* Start *

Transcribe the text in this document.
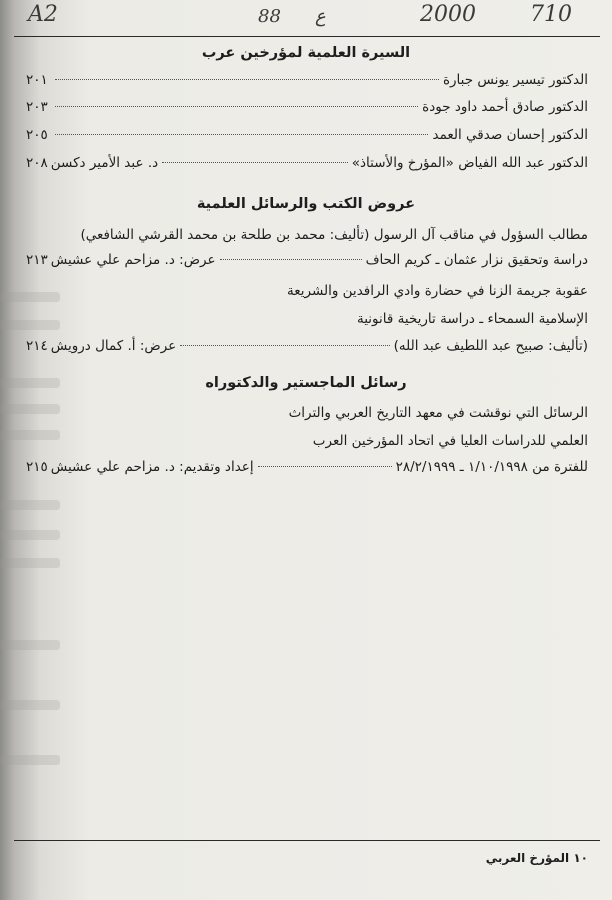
A2	88 ع	2000 710
السيرة العلمية لمؤرخين عرب
الدكتور تيسير يونس جبارة
٢٠١
الدكتور صادق أحمد داود جودة
٢٠٣
الدكتور إحسان صدقي العمد
٢٠٥
الدكتور عبد الله الفياض «المؤرخ والأستاذ»
د. عبد الأمير دكسن
٢٠٨
عروض الكتب والرسائل العلمية
مطالب السؤول في مناقب آل الرسول (تأليف: محمد بن طلحة بن محمد القرشي الشافعي)
دراسة وتحقيق نزار عثمان ـ كريم الحاف
عرض: د. مزاحم علي عشيش
٢١٣
عقوبة جريمة الزنا في حضارة وادي الرافدين والشريعة
الإسلامية السمحاء ـ دراسة تاريخية قانونية
(تأليف: صبيح عبد اللطيف عبد الله)
عرض: أ. كمال درويش
٢١٤
رسائل الماجستير والدكتوراه
الرسائل التي نوقشت في معهد التاريخ العربي والتراث
العلمي للدراسات العليا في اتحاد المؤرخين العرب
للفترة من ١/١٠/١٩٩٨ ـ ٢٨/٢/١٩٩٩
إعداد وتقديم: د. مزاحم علي عشيش
٢١٥
١٠ المؤرخ العربي
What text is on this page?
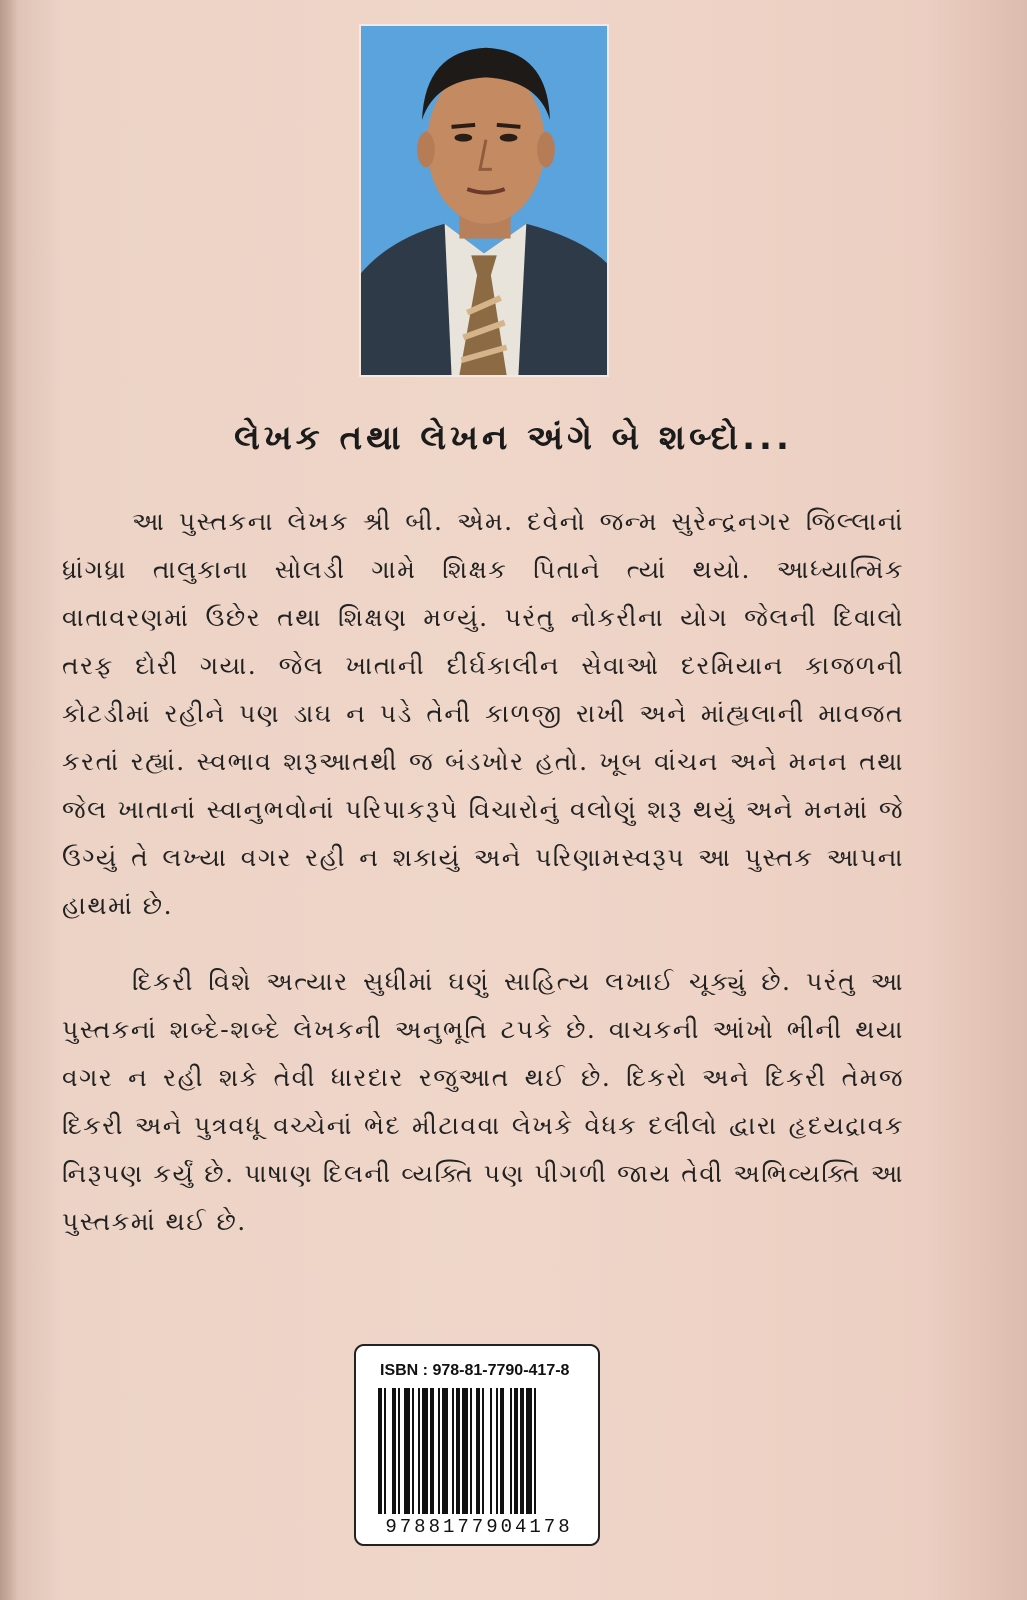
લેખક તથા લેખન અંગે બે શબ્દો...
આ પુસ્તકના લેખક શ્રી બી. એમ. દવેનો જન્મ સુરેન્દ્રનગર જિલ્લાનાં ધ્રાંગધ્રા તાલુકાના સોલડી ગામે શિક્ષક પિતાને ત્યાં થયો. આધ્યાત્મિક વાતાવરણમાં ઉછેર તથા શિક્ષણ મળ્યું. પરંતુ નોકરીના યોગ જેલની દિવાલો તરફ દોરી ગયા. જેલ ખાતાની દીર્ઘકાલીન સેવાઓ દરમિયાન કાજળની કોટડીમાં રહીને પણ ડાઘ ન પડે તેની કાળજી રાખી અને માંહ્યલાની માવજત કરતાં રહ્યાં. સ્વભાવ શરૂઆતથી જ બંડખોર હતો. ખૂબ વાંચન અને મનન તથા જેલ ખાતાનાં સ્વાનુભવોનાં પરિપાકરૂપે વિચારોનું વલોણું શરૂ થયું અને મનમાં જે ઉગ્યું તે લખ્યા વગર રહી ન શકાયું અને પરિણામસ્વરૂપ આ પુસ્તક આપના હાથમાં છે.
દિકરી વિશે અત્યાર સુધીમાં ઘણું સાહિત્ય લખાઈ ચૂક્યું છે. પરંતુ આ પુસ્તકનાં શબ્દે-શબ્દે લેખકની અનુભૂતિ ટપકે છે. વાચકની આંખો ભીની થયા વગર ન રહી શકે તેવી ધારદાર રજુઆત થઈ છે. દિકરો અને દિકરી તેમજ દિકરી અને પુત્રવધૂ વચ્ચેનાં ભેદ મીટાવવા લેખકે વેધક દલીલો દ્વારા હૃદયદ્રાવક નિરૂપણ કર્યું છે. પાષાણ દિલની વ્યક્તિ પણ પીગળી જાય તેવી અભિવ્યક્તિ આ પુસ્તકમાં થઈ છે.
ISBN : 978-81-7790-417-8
9788177904178
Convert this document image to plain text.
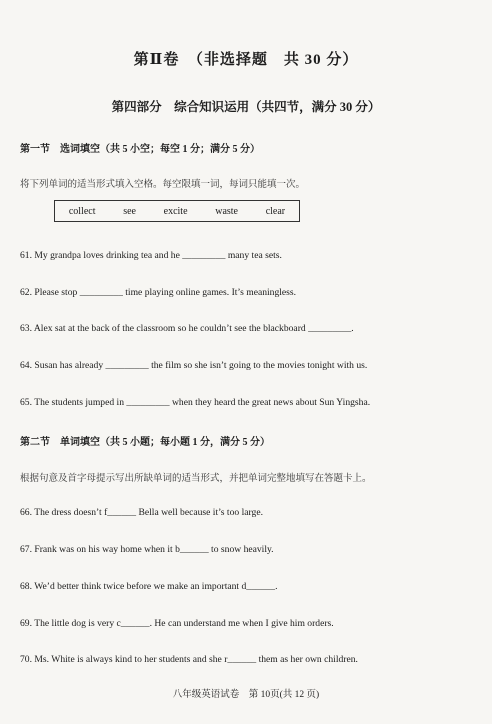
第Ⅱ卷　（非选择题　共 30 分）
第四部分　综合知识运用（共四节，满分 30 分）
第一节　选词填空（共 5 小空；每空 1 分；满分 5 分）
将下列单词的适当形式填入空格。每空限填一词，每词只能填一次。
collect	see	excite	waste	clear
61. My grandpa loves drinking tea and he _________ many tea sets.
62. Please stop _________ time playing online games. It’s meaningless.
63. Alex sat at the back of the classroom so he couldn’t see the blackboard _________.
64. Susan has already _________ the film so she isn’t going to the movies tonight with us.
65. The students jumped in _________ when they heard the great news about Sun Yingsha.
第二节　单词填空（共 5 小题；每小题 1 分，满分 5 分）
根据句意及首字母提示写出所缺单词的适当形式，并把单词完整地填写在答题卡上。
66. The dress doesn’t f______ Bella well because it’s too large.
67. Frank was on his way home when it b______ to snow heavily.
68. We’d better think twice before we make an important d______.
69. The little dog is very c______. He can understand me when I give him orders.
70. Ms. White is always kind to her students and she r______ them as her own children.
八年级英语试卷　第 10页(共 12 页)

* End *

(WHAT NEEDS TO BE DONE) Every record above should be transcribed exactly; the pictures stay out of the copy.

(TASK OUTPUT)
Transcribe the text in this document.
A2	88 ع	2000 710
السيرة العلمية لمؤرخين عرب
الدكتور تيسير يونس جبارة
٢٠١
الدكتور صادق أحمد داود جودة
٢٠٣
الدكتور إحسان صدقي العمد
٢٠٥
الدكتور عبد الله الفياض «المؤرخ والأستاذ»
د. عبد الأمير دكسن
٢٠٨
عروض الكتب والرسائل العلمية
مطالب السؤول في مناقب آل الرسول (تأليف: محمد بن طلحة بن محمد القرشي الشافعي)
دراسة وتحقيق نزار عثمان ـ كريم الحاف
عرض: د. مزاحم علي عشيش
٢١٣
عقوبة جريمة الزنا في حضارة وادي الرافدين والشريعة
الإسلامية السمحاء ـ دراسة تاريخية قانونية
(تأليف: صبيح عبد اللطيف عبد الله)
عرض: أ. كمال درويش
٢١٤
رسائل الماجستير والدكتوراه
الرسائل التي نوقشت في معهد التاريخ العربي والتراث
العلمي للدراسات العليا في اتحاد المؤرخين العرب
للفترة من ١/١٠/١٩٩٨ ـ ٢٨/٢/١٩٩٩
إعداد وتقديم: د. مزاحم علي عشيش
٢١٥
١٠ المؤرخ العربي
What text is on this page?
લેખક તથા લેખન અંગે બે શબ્દો...
આ પુસ્તકના લેખક શ્રી બી. એમ. દવેનો જન્મ સુરેન્દ્રનગર જિલ્લાનાં ધ્રાંગધ્રા તાલુકાના સોલડી ગામે શિક્ષક પિતાને ત્યાં થયો. આધ્યાત્મિક વાતાવરણમાં ઉછેર તથા શિક્ષણ મળ્યું. પરંતુ નોકરીના યોગ જેલની દિવાલો તરફ દોરી ગયા. જેલ ખાતાની દીર્ઘકાલીન સેવાઓ દરમિયાન કાજળની કોટડીમાં રહીને પણ ડાઘ ન પડે તેની કાળજી રાખી અને માંહ્યલાની માવજત કરતાં રહ્યાં. સ્વભાવ શરૂઆતથી જ બંડખોર હતો. ખૂબ વાંચન અને મનન તથા જેલ ખાતાનાં સ્વાનુભવોનાં પરિપાકરૂપે વિચારોનું વલોણું શરૂ થયું અને મનમાં જે ઉગ્યું તે લખ્યા વગર રહી ન શકાયું અને પરિણામસ્વરૂપ આ પુસ્તક આપના હાથમાં છે.
દિકરી વિશે અત્યાર સુધીમાં ઘણું સાહિત્ય લખાઈ ચૂક્યું છે. પરંતુ આ પુસ્તકનાં શબ્દે-શબ્દે લેખકની અનુભૂતિ ટપકે છે. વાચકની આંખો ભીની થયા વગર ન રહી શકે તેવી ધારદાર રજુઆત થઈ છે. દિકરો અને દિકરી તેમજ દિકરી અને પુત્રવધૂ વચ્ચેનાં ભેદ મીટાવવા લેખકે વેધક દલીલો દ્વારા હૃદયદ્રાવક નિરૂપણ કર્યું છે. પાષાણ દિલની વ્યક્તિ પણ પીગળી જાય તેવી અભિવ્યક્તિ આ પુસ્તકમાં થઈ છે.
ISBN : 978-81-7790-417-8
9788177904178
Convert this document image to plain text.
第Ⅱ卷　（非选择题　共 30 分）
第四部分　综合知识运用（共四节，满分 30 分）
第一节　选词填空（共 5 小空；每空 1 分；满分 5 分）
将下列单词的适当形式填入空格。每空限填一词，每词只能填一次。
collect	see	excite	waste	clear
61. My grandpa loves drinking tea and he _________ many tea sets.
62. Please stop _________ time playing online games. It’s meaningless.
63. Alex sat at the back of the classroom so he couldn’t see the blackboard _________.
64. Susan has already _________ the film so she isn’t going to the movies tonight with us.
65. The students jumped in _________ when they heard the great news about Sun Yingsha.
第二节　单词填空（共 5 小题；每小题 1 分，满分 5 分）
根据句意及首字母提示写出所缺单词的适当形式，并把单词完整地填写在答题卡上。
66. The dress doesn’t f______ Bella well because it’s too large.
67. Frank was on his way home when it b______ to snow heavily.
68. We’d better think twice before we make an important d______.
69. The little dog is very c______. He can understand me when I give him orders.
70. Ms. White is always kind to her students and she r______ them as her own children.
八年级英语试卷　第 10页(共 12 页)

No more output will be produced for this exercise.